::: INPUT

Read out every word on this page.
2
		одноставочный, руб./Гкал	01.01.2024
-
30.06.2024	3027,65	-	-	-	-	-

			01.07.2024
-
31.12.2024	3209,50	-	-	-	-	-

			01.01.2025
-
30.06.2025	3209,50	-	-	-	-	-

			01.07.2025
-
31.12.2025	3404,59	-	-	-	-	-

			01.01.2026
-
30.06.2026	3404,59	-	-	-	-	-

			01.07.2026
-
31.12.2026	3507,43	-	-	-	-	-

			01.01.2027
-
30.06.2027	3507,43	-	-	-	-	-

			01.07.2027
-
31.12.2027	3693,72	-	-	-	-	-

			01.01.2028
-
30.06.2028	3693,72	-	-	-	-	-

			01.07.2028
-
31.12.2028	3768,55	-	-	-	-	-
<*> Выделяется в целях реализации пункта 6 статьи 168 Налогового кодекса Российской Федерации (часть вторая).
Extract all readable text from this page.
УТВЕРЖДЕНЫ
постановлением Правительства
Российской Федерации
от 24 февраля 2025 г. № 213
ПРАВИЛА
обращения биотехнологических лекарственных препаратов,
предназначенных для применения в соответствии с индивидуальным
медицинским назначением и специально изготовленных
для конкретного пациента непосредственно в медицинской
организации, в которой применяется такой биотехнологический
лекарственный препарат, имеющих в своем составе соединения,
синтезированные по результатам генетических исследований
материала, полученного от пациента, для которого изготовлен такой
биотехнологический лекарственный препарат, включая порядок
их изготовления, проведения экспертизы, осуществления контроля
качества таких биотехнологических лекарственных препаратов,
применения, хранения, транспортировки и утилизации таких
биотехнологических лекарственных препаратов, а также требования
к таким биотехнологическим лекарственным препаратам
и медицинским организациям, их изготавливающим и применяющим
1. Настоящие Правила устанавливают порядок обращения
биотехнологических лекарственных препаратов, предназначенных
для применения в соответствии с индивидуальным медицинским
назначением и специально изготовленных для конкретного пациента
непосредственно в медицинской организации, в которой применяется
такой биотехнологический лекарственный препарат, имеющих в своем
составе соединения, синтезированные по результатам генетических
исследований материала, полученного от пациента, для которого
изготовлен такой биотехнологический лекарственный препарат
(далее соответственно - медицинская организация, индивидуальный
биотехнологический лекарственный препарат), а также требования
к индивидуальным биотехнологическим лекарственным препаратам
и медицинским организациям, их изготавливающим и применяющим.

::::::

:: DESCRIPTION OF THE TASK ::
Extract all of the data above and output it character for character.

:: ANSWER IN FULL ::
Read out every word on this page.
2
		одноставочный, руб./Гкал	01.01.2024
-
30.06.2024	3027,65	-	-	-	-	-

			01.07.2024
-
31.12.2024	3209,50	-	-	-	-	-

			01.01.2025
-
30.06.2025	3209,50	-	-	-	-	-

			01.07.2025
-
31.12.2025	3404,59	-	-	-	-	-

			01.01.2026
-
30.06.2026	3404,59	-	-	-	-	-

			01.07.2026
-
31.12.2026	3507,43	-	-	-	-	-

			01.01.2027
-
30.06.2027	3507,43	-	-	-	-	-

			01.07.2027
-
31.12.2027	3693,72	-	-	-	-	-

			01.01.2028
-
30.06.2028	3693,72	-	-	-	-	-

			01.07.2028
-
31.12.2028	3768,55	-	-	-	-	-
<*> Выделяется в целях реализации пункта 6 статьи 168 Налогового кодекса Российской Федерации (часть вторая).
Extract all readable text from this page.
УТВЕРЖДЕНЫ
постановлением Правительства
Российской Федерации
от 24 февраля 2025 г. № 213
ПРАВИЛА
обращения биотехнологических лекарственных препаратов,
предназначенных для применения в соответствии с индивидуальным
медицинским назначением и специально изготовленных
для конкретного пациента непосредственно в медицинской
организации, в которой применяется такой биотехнологический
лекарственный препарат, имеющих в своем составе соединения,
синтезированные по результатам генетических исследований
материала, полученного от пациента, для которого изготовлен такой
биотехнологический лекарственный препарат, включая порядок
их изготовления, проведения экспертизы, осуществления контроля
качества таких биотехнологических лекарственных препаратов,
применения, хранения, транспортировки и утилизации таких
биотехнологических лекарственных препаратов, а также требования
к таким биотехнологическим лекарственным препаратам
и медицинским организациям, их изготавливающим и применяющим
1. Настоящие Правила устанавливают порядок обращения
биотехнологических лекарственных препаратов, предназначенных
для применения в соответствии с индивидуальным медицинским
назначением и специально изготовленных для конкретного пациента
непосредственно в медицинской организации, в которой применяется
такой биотехнологический лекарственный препарат, имеющих в своем
составе соединения, синтезированные по результатам генетических
исследований материала, полученного от пациента, для которого
изготовлен такой биотехнологический лекарственный препарат
(далее соответственно - медицинская организация, индивидуальный
биотехнологический лекарственный препарат), а также требования
к индивидуальным биотехнологическим лекарственным препаратам
и медицинским организациям, их изготавливающим и применяющим.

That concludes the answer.